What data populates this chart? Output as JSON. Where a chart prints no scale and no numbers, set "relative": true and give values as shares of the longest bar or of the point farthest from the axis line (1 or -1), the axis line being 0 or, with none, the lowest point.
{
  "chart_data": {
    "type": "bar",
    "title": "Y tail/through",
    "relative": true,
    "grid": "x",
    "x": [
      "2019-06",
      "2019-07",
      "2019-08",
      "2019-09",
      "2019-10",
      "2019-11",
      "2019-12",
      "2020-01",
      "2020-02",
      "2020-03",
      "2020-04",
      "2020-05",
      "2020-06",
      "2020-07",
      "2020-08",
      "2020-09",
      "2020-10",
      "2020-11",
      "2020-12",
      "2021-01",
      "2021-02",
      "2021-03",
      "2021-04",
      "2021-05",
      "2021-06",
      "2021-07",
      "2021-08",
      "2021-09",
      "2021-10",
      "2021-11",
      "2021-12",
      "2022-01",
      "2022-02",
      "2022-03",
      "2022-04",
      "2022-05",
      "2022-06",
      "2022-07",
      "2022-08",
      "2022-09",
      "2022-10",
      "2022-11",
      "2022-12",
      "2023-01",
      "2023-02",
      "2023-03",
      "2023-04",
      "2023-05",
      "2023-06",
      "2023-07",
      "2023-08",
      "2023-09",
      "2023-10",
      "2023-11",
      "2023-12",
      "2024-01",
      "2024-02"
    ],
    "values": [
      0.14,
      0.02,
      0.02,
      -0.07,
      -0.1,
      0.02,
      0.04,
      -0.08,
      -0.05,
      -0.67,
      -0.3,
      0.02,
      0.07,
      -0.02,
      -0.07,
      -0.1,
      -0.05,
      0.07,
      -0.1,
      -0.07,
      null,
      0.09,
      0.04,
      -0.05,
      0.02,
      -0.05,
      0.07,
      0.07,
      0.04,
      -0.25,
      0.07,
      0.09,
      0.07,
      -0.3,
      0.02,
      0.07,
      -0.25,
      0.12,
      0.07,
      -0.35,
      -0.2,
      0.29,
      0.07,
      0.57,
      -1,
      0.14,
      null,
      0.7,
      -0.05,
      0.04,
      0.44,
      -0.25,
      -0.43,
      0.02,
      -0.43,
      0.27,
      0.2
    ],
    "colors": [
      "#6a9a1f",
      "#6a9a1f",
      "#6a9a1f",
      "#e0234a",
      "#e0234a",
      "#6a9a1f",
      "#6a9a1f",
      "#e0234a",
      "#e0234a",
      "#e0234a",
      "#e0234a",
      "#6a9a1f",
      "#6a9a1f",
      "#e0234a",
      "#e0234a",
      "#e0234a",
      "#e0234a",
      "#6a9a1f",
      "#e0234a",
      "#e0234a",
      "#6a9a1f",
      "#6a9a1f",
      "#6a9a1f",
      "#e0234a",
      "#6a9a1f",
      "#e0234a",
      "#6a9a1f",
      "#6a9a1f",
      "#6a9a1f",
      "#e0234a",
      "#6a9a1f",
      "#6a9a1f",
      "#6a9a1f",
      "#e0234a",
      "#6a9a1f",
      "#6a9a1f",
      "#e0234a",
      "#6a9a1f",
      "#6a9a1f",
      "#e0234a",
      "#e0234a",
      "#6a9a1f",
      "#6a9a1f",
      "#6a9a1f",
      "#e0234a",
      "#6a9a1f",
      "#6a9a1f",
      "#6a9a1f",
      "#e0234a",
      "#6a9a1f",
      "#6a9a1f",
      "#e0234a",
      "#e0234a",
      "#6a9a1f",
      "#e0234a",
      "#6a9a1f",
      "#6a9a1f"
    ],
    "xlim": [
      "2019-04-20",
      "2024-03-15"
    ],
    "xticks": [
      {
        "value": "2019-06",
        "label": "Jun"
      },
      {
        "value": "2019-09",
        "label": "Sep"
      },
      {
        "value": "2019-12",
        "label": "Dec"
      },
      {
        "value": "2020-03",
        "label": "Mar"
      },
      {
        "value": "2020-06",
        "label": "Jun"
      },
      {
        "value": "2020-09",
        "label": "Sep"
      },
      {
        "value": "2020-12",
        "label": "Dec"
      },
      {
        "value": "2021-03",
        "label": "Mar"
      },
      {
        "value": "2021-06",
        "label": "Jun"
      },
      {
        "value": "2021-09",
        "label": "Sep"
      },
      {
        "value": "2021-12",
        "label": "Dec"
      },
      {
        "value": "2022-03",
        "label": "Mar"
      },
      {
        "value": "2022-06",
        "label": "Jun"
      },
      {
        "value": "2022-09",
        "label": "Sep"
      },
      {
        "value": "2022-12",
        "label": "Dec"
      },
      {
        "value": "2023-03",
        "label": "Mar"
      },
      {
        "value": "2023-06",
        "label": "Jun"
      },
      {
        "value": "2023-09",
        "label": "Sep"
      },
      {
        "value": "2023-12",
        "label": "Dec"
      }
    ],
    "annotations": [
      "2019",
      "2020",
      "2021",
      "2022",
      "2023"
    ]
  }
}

== == ==

Required work
Give only the number of lines in the data that include the string "relative".

Response below
2